(Stored records)
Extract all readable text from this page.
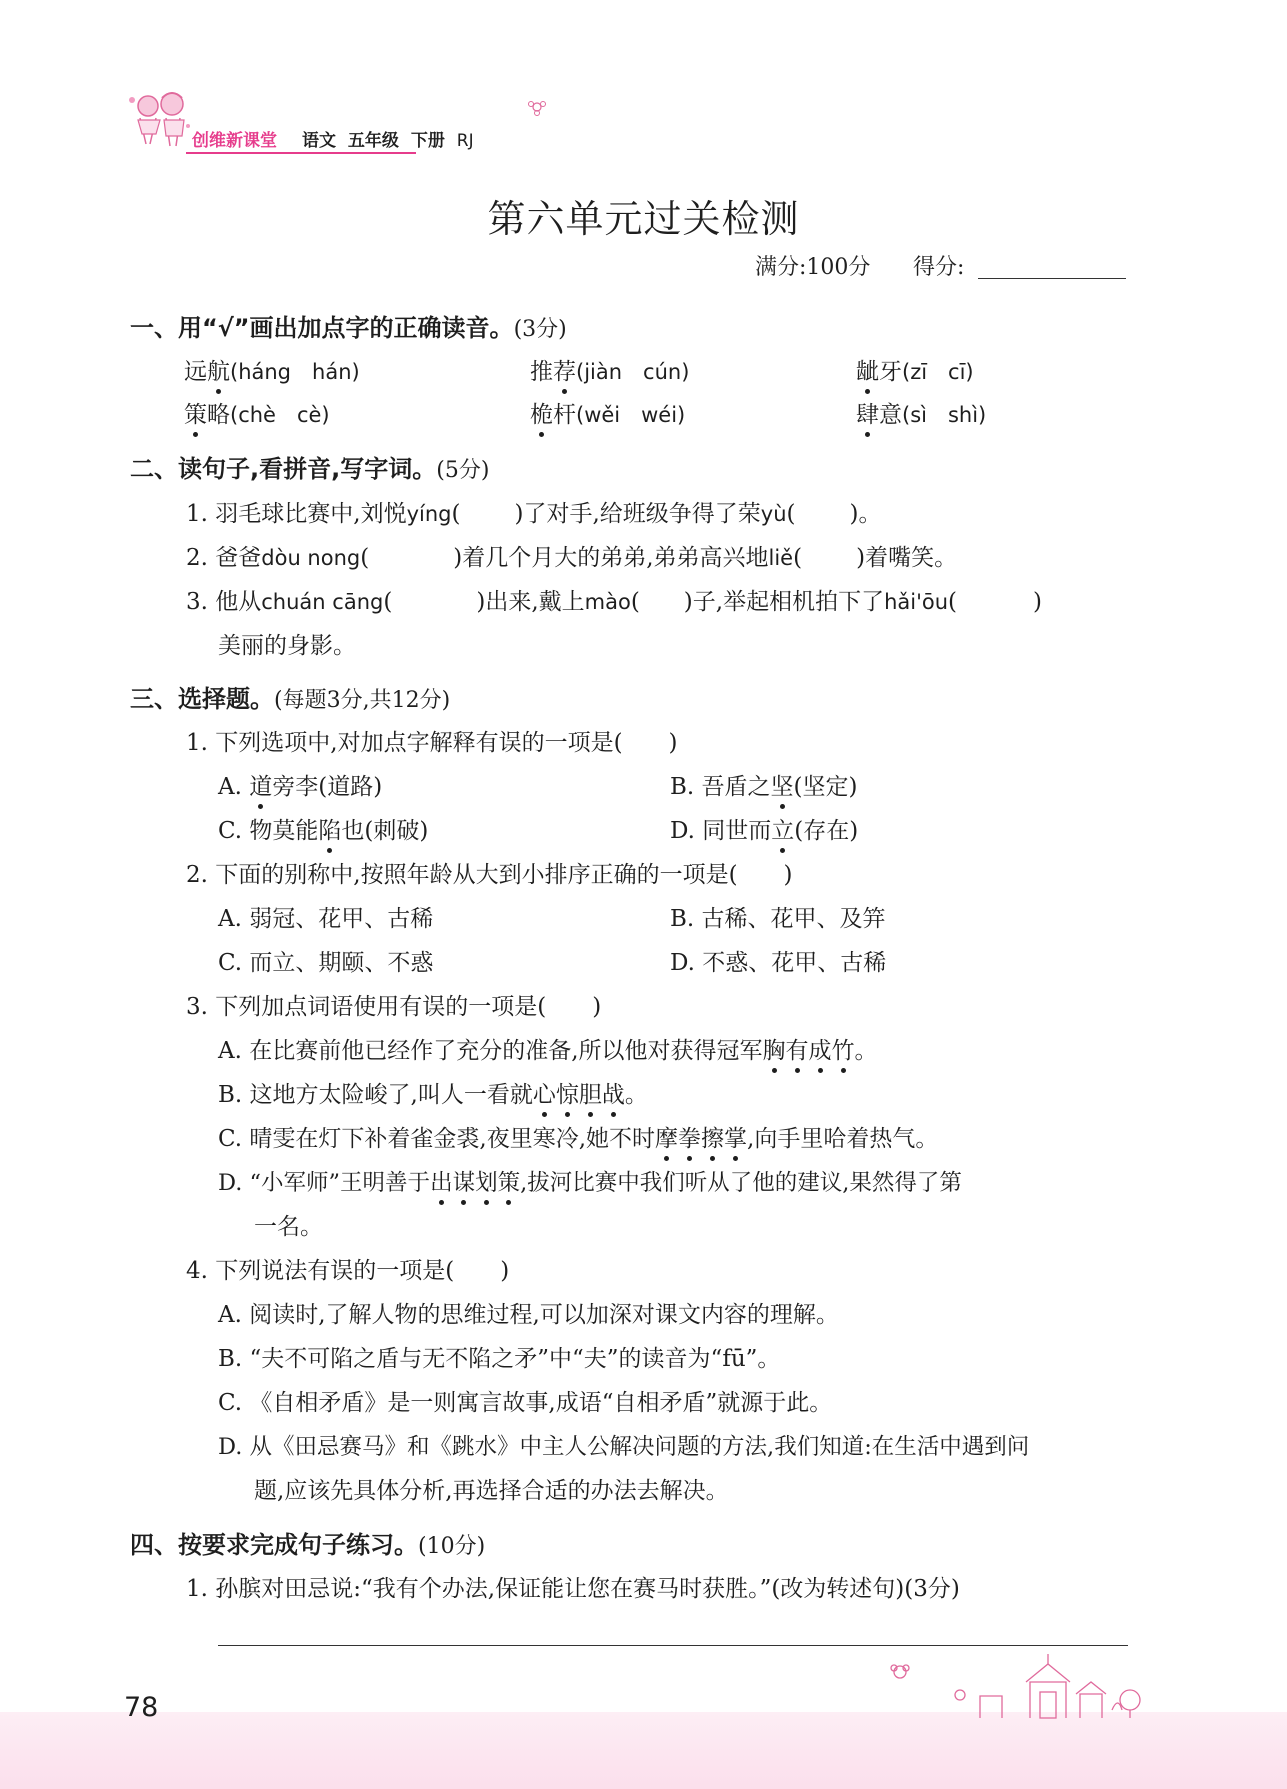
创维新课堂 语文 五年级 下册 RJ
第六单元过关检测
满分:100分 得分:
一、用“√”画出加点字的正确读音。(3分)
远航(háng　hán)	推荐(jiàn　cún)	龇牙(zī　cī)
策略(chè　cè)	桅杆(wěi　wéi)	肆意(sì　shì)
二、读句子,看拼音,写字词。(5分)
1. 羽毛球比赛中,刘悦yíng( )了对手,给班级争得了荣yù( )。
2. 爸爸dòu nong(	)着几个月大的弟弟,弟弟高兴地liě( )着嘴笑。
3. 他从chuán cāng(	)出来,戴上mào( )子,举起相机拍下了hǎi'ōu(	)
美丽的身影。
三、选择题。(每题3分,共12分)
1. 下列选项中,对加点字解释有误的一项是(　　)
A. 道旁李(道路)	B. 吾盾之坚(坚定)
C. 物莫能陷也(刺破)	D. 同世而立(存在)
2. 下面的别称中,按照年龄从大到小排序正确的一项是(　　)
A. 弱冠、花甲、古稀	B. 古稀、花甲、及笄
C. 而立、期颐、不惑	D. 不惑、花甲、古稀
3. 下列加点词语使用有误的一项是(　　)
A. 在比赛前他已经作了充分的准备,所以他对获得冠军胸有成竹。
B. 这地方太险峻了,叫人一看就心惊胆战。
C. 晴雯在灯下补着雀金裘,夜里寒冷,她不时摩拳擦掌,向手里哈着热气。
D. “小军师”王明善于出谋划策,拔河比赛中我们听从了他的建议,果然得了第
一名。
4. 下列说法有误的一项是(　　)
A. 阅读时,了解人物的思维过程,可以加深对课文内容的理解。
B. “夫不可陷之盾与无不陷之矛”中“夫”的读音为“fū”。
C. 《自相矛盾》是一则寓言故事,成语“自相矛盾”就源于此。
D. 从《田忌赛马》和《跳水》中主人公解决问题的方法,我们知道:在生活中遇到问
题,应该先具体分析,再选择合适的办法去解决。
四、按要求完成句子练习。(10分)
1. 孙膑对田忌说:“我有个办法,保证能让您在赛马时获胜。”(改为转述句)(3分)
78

_Goal of the exercise_: Output an exact copy of the material, with the pictures removed.

_Result_:
Extract all readable text from this page.
创维新课堂 语文 五年级 下册 RJ
第六单元过关检测
满分:100分 得分:
一、用“√”画出加点字的正确读音。(3分)
远航(háng　hán)	推荐(jiàn　cún)	龇牙(zī　cī)
策略(chè　cè)	桅杆(wěi　wéi)	肆意(sì　shì)
二、读句子,看拼音,写字词。(5分)
1. 羽毛球比赛中,刘悦yíng( )了对手,给班级争得了荣yù( )。
2. 爸爸dòu nong(	)着几个月大的弟弟,弟弟高兴地liě( )着嘴笑。
3. 他从chuán cāng(	)出来,戴上mào( )子,举起相机拍下了hǎi'ōu(	)
美丽的身影。
三、选择题。(每题3分,共12分)
1. 下列选项中,对加点字解释有误的一项是(　　)
A. 道旁李(道路)	B. 吾盾之坚(坚定)
C. 物莫能陷也(刺破)	D. 同世而立(存在)
2. 下面的别称中,按照年龄从大到小排序正确的一项是(　　)
A. 弱冠、花甲、古稀	B. 古稀、花甲、及笄
C. 而立、期颐、不惑	D. 不惑、花甲、古稀
3. 下列加点词语使用有误的一项是(　　)
A. 在比赛前他已经作了充分的准备,所以他对获得冠军胸有成竹。
B. 这地方太险峻了,叫人一看就心惊胆战。
C. 晴雯在灯下补着雀金裘,夜里寒冷,她不时摩拳擦掌,向手里哈着热气。
D. “小军师”王明善于出谋划策,拔河比赛中我们听从了他的建议,果然得了第
一名。
4. 下列说法有误的一项是(　　)
A. 阅读时,了解人物的思维过程,可以加深对课文内容的理解。
B. “夫不可陷之盾与无不陷之矛”中“夫”的读音为“fū”。
C. 《自相矛盾》是一则寓言故事,成语“自相矛盾”就源于此。
D. 从《田忌赛马》和《跳水》中主人公解决问题的方法,我们知道:在生活中遇到问
题,应该先具体分析,再选择合适的办法去解决。
四、按要求完成句子练习。(10分)
1. 孙膑对田忌说:“我有个办法,保证能让您在赛马时获胜。”(改为转述句)(3分)
78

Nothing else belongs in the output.